● Provided records:
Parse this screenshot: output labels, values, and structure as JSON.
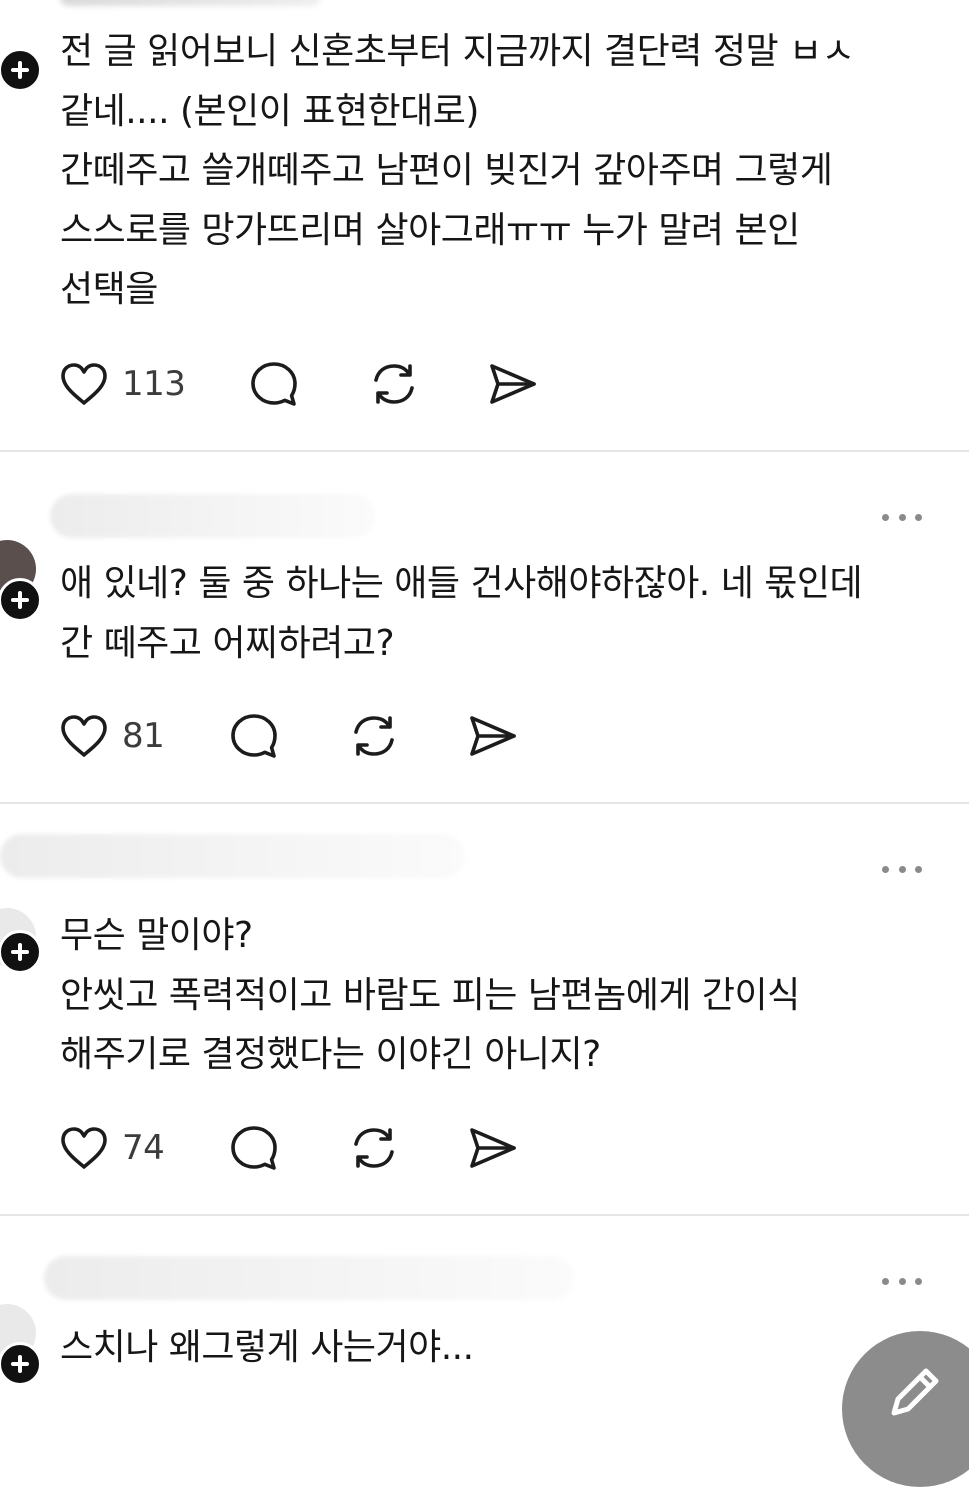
{
  "colors": {
    "text": "#161616",
    "muted": "#3c3c3c",
    "divider": "#e6e6e6",
    "fab": "#8c8c8c"
  },
  "icons": {
    "like": "heart-icon",
    "reply": "comment-bubble-icon",
    "repost": "repost-icon",
    "share": "send-icon",
    "more": "more-horizontal-icon",
    "follow": "plus-icon",
    "compose": "pencil-icon"
  },
  "posts": [
    {
      "lines": [
        "전 글 읽어보니 신혼초부터 지금까지 결단력 정말 ㅂㅅ",
        "같네.... (본인이 표현한대로)",
        "간떼주고 쓸개떼주고 남편이 빚진거 갚아주며 그렇게",
        "스스로를 망가뜨리며 살아그래ㅠㅠ 누가 말려 본인",
        "선택을"
      ],
      "likes": "113"
    },
    {
      "lines": [
        "애 있네? 둘 중 하나는 애들 건사해야하잖아. 네 몫인데",
        "간 떼주고 어찌하려고?"
      ],
      "likes": "81"
    },
    {
      "lines": [
        "무슨 말이야?",
        "안씻고 폭력적이고 바람도 피는 남편놈에게 간이식",
        "해주기로 결정했다는 이야긴 아니지?"
      ],
      "likes": "74"
    },
    {
      "lines": [
        "스치나 왜그렇게 사는거야..."
      ]
    }
  ]
}
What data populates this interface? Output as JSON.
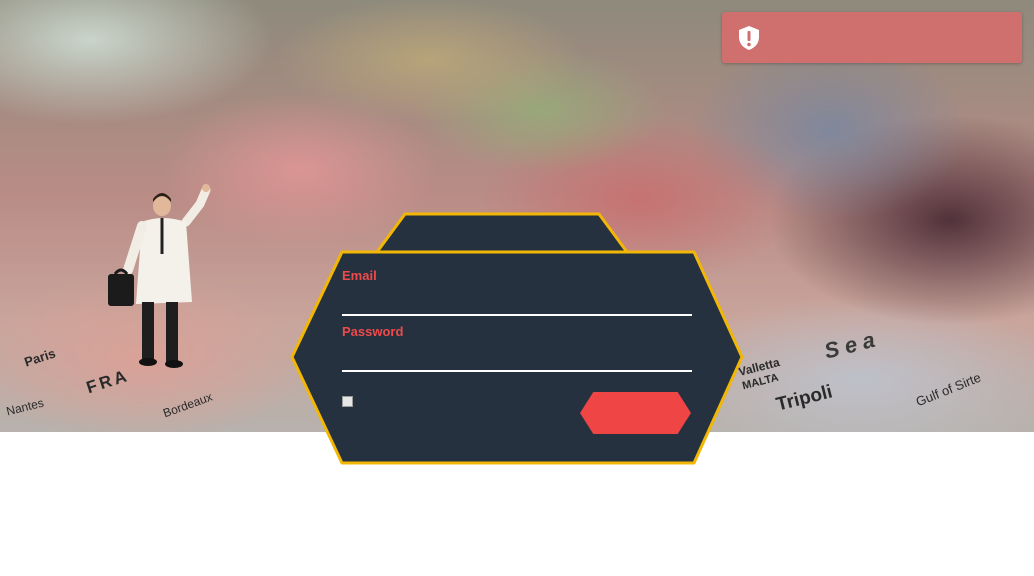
{
  "alert": {
    "icon": "shield-exclamation-icon",
    "message": "",
    "color": "#cf706f"
  },
  "login": {
    "email_label": "Email",
    "email_value": "",
    "password_label": "Password",
    "password_value": "",
    "remember_checked": false,
    "submit_label": "",
    "panel_color": "#263140",
    "border_color": "#f2b705",
    "accent_color": "#ee4a4a"
  },
  "map_labels": {
    "paris": "Paris",
    "fr": "FRA",
    "nantes": "Nantes",
    "bordeaux": "Bordeaux",
    "sea": "Sea",
    "tripoli": "Tripoli",
    "valletta": "Valletta",
    "malta": "MALTA",
    "gulf": "Gulf of Sirte"
  }
}
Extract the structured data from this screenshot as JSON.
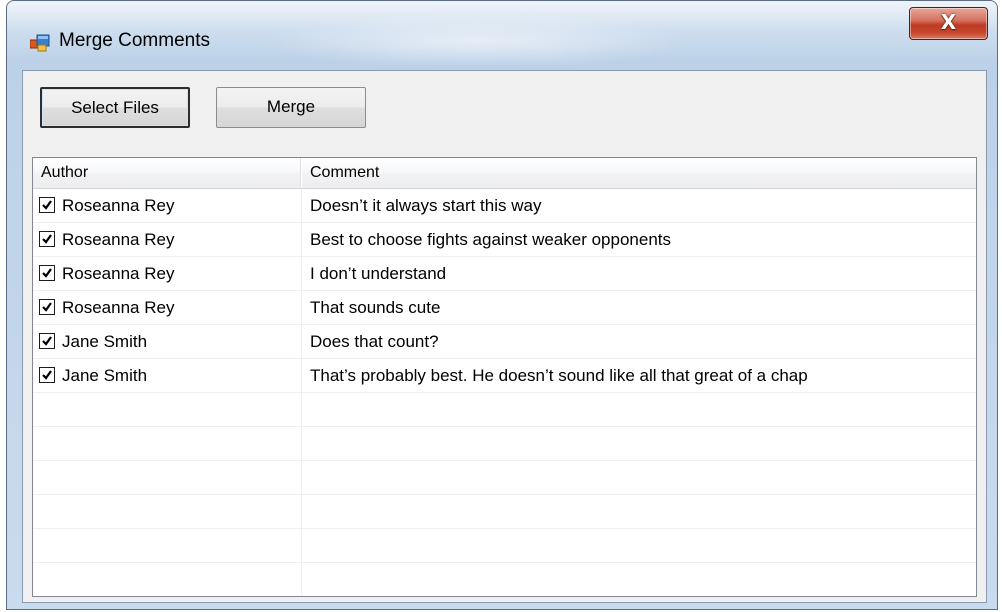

● Short exercise:
List every line in the records above that contains the word "data".

● Solution to this exercise:
What data populates this interface? Output as JSON.
Extract the structured data from this screenshot as JSON.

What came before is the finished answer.